§ Short task
Repeat every line of the data exactly, but not the pictures.

◇ ◇ ◇ ◇ ◇ ◇ ◇

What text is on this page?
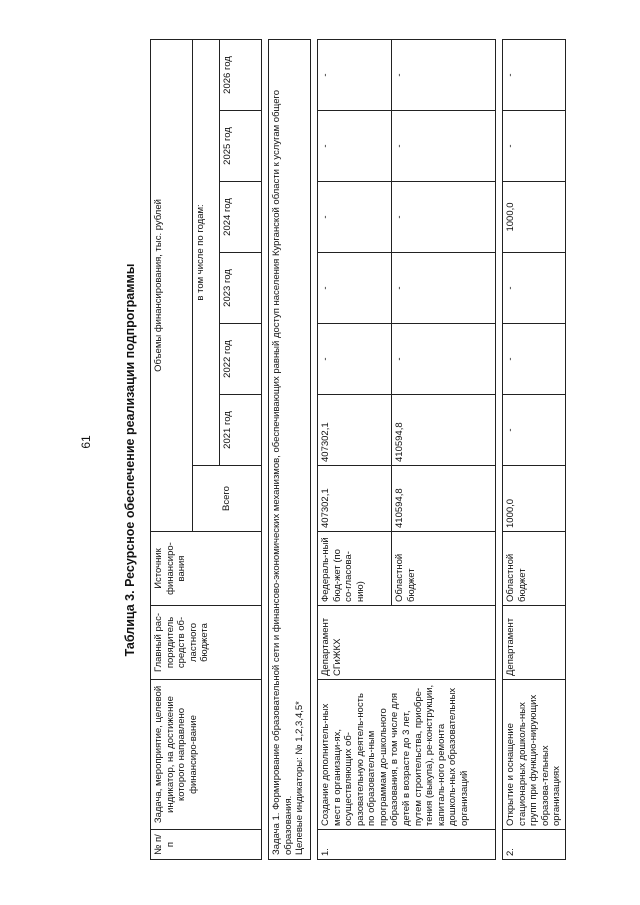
61 Таблица 3. Ресурсное обеспечение реализации подпрограммы
№ п/п	Задача, мероприятие, целевой индикатор, на достижение которого направлено финансиро-вание	Главный рас-порядитель средств об-ластного бюджета	Источник финансиро-вания	Объемы финансирования, тыс. рублей						
				Всего	в том числе по годам:					
					2021 год	2022 год	2023 год	2024 год	2025 год	2026 год

Задача 1. Формирование образовательной сети и финансово-экономических механизмов, обеспечивающих равный доступ населения Курганской области к услугам общего образования. Целевые индикаторы: № 1,2,3,4,5*										

1.	Создание дополнитель-ных мест в организаци-ях, осуществляющих об-разовательную деятель-ность по образователь-ным программам до-школьного образования, в том числе для детей в возрасте до 3 лет, путем строительства, приобре-тения (выкупа), ре-конструкции, капиталь-ного ремонта дошколь-ных образовательных организаций	Департамент СГиЖКХ	Федераль-ный бюд-жет (по со-гласова-нию)	407302,1	407302,1	-	-	-	-	-
			Областной бюджет	410594,8	410594,8	-	-	-	-	-

2.	Открытие и оснащение стационарных дошколь-ных групп при функцио-нирующих образова-тельных организациях	Департамент	Областной бюджет	1000,0	-	-	-	1000,0	-	-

◇ ◇ ◇ ◇ ◇ ◇ ◇

§ Finished answer
What text is on this page?
61 Таблица 3. Ресурсное обеспечение реализации подпрограммы
№ п/п	Задача, мероприятие, целевой индикатор, на достижение которого направлено финансиро-вание	Главный рас-порядитель средств об-ластного бюджета	Источник финансиро-вания	Объемы финансирования, тыс. рублей						
				Всего	в том числе по годам:					
					2021 год	2022 год	2023 год	2024 год	2025 год	2026 год

Задача 1. Формирование образовательной сети и финансово-экономических механизмов, обеспечивающих равный доступ населения Курганской области к услугам общего образования. Целевые индикаторы: № 1,2,3,4,5*										

1.	Создание дополнитель-ных мест в организаци-ях, осуществляющих об-разовательную деятель-ность по образователь-ным программам до-школьного образования, в том числе для детей в возрасте до 3 лет, путем строительства, приобре-тения (выкупа), ре-конструкции, капиталь-ного ремонта дошколь-ных образовательных организаций	Департамент СГиЖКХ	Федераль-ный бюд-жет (по со-гласова-нию)	407302,1	407302,1	-	-	-	-	-
			Областной бюджет	410594,8	410594,8	-	-	-	-	-

2.	Открытие и оснащение стационарных дошколь-ных групп при функцио-нирующих образова-тельных организациях	Департамент	Областной бюджет	1000,0	-	-	-	1000,0	-	-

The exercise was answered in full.